* start Data for this exercise *
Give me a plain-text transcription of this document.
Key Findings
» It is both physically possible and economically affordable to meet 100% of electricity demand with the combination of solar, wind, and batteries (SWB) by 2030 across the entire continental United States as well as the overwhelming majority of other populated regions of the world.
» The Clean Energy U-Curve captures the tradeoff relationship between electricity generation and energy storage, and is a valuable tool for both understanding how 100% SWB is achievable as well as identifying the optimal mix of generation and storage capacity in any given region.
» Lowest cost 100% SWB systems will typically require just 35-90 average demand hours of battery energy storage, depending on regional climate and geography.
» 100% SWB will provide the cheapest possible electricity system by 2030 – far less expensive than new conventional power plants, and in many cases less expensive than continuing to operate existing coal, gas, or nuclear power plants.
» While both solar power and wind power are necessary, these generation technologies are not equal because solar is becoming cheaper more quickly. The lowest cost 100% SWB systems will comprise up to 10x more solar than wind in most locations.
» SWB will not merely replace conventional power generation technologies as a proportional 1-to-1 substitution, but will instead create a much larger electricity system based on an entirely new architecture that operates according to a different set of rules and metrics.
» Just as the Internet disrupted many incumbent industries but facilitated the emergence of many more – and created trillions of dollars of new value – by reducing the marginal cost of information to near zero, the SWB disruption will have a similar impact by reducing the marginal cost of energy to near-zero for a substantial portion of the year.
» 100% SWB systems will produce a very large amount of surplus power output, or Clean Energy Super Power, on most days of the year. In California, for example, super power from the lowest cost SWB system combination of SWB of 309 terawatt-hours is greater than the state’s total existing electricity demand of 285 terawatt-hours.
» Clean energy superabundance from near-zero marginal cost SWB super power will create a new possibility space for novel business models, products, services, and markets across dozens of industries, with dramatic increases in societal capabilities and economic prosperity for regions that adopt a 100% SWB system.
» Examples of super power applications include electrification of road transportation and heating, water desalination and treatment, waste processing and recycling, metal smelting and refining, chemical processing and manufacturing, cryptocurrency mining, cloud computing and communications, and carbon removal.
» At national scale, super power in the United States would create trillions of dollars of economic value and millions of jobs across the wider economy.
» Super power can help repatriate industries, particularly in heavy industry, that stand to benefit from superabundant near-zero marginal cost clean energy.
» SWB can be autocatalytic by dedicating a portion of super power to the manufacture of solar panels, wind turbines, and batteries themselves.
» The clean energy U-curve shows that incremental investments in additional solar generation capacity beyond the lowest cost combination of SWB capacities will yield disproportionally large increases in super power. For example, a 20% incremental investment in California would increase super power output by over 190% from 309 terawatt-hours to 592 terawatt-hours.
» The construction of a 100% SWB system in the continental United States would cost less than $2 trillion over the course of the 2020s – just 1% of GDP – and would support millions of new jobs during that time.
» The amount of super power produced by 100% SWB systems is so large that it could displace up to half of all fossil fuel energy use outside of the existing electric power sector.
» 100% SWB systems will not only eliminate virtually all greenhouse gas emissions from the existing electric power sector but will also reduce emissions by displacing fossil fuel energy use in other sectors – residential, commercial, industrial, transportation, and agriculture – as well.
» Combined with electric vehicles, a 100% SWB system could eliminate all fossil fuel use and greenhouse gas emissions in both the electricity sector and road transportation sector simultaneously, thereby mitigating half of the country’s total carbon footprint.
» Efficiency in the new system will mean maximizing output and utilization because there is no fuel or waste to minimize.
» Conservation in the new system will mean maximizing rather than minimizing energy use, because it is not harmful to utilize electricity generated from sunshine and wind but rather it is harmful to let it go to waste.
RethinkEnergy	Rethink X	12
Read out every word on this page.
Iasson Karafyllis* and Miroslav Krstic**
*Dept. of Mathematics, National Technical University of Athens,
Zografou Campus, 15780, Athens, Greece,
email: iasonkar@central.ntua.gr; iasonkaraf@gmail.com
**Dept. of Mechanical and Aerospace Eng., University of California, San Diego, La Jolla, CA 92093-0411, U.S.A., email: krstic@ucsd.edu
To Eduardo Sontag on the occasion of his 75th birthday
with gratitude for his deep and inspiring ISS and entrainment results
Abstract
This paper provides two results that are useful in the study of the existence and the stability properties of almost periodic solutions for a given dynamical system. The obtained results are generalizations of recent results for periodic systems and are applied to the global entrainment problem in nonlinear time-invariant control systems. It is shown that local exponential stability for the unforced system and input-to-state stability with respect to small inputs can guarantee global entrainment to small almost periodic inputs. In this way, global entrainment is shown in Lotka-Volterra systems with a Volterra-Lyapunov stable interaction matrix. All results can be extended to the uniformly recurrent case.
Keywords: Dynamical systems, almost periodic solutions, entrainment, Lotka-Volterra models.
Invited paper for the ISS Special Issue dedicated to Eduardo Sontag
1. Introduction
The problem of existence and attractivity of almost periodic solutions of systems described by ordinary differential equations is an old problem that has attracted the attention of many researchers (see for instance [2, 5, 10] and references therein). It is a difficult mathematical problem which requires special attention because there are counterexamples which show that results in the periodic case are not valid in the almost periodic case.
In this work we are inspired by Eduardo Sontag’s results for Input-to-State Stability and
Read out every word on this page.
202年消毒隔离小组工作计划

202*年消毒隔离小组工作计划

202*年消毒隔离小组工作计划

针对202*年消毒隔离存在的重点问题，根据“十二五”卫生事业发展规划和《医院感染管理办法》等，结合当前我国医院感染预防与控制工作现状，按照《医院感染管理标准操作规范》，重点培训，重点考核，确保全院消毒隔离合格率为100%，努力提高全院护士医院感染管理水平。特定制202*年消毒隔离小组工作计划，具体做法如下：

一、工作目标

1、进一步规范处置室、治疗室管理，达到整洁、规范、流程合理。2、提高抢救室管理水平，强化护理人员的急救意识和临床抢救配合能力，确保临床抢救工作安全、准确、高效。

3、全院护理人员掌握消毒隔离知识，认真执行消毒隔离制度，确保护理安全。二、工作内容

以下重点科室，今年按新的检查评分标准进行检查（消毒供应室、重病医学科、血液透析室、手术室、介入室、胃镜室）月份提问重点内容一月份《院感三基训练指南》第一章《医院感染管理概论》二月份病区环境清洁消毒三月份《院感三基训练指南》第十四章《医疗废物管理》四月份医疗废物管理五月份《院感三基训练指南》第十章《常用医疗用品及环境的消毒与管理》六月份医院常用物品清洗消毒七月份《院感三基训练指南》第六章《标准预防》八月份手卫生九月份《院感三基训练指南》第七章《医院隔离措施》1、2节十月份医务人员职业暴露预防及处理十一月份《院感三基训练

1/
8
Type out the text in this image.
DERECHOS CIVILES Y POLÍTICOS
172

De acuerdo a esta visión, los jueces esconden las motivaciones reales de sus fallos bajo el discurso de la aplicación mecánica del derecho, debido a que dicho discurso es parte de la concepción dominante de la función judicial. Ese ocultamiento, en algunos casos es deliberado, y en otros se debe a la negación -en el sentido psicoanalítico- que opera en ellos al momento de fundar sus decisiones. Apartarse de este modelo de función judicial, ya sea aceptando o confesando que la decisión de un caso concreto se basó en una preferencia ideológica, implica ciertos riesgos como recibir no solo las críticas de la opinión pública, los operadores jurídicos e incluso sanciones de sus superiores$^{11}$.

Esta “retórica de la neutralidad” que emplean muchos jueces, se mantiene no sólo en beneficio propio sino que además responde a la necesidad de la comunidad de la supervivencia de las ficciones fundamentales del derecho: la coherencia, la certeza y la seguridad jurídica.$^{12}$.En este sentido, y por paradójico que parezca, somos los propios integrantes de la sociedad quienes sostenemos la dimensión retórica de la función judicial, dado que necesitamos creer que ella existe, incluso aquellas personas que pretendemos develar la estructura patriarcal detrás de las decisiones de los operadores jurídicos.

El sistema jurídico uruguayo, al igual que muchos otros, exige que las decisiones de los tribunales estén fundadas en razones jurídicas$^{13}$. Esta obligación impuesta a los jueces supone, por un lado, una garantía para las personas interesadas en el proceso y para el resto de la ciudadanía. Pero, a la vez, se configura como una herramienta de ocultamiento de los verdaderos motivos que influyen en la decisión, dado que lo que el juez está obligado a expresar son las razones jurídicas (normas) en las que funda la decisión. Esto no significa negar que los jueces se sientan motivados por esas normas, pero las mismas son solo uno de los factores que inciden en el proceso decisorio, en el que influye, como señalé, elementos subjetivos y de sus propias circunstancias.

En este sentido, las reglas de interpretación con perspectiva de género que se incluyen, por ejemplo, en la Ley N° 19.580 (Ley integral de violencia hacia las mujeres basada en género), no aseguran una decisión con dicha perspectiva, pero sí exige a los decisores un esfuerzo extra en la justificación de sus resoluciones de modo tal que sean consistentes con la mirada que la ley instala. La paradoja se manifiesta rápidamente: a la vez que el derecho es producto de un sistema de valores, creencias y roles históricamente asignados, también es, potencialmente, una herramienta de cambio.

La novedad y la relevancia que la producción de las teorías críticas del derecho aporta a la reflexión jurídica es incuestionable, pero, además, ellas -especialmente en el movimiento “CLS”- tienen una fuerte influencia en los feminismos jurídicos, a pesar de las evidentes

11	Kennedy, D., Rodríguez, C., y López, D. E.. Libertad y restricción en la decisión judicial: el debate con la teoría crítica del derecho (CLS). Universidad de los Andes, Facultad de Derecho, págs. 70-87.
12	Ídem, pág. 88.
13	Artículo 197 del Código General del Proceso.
* end Data for this exercise *
* _The request_
Copy each line above where the string "existing" occurs.

* _Reply to the task_
» 100% SWB will provide the cheapest possible electricity system by 2030 – far less expensive than new conventional power plants, and in many cases less expensive than continuing to operate existing coal, gas, or nuclear power plants.
» 100% SWB systems will produce a very large amount of surplus power output, or Clean Energy Super Power, on most days of the year. In California, for example, super power from the lowest cost SWB system combination of SWB of 309 terawatt-hours is greater than the state’s total existing electricity demand of 285 terawatt-hours.
» The amount of super power produced by 100% SWB systems is so large that it could displace up to half of all fossil fuel energy use outside of the existing electric power sector.
» 100% SWB systems will not only eliminate virtually all greenhouse gas emissions from the existing electric power sector but will also reduce emissions by displacing fossil fuel energy use in other sectors – residential, commercial, industrial, transportation, and agriculture – as well.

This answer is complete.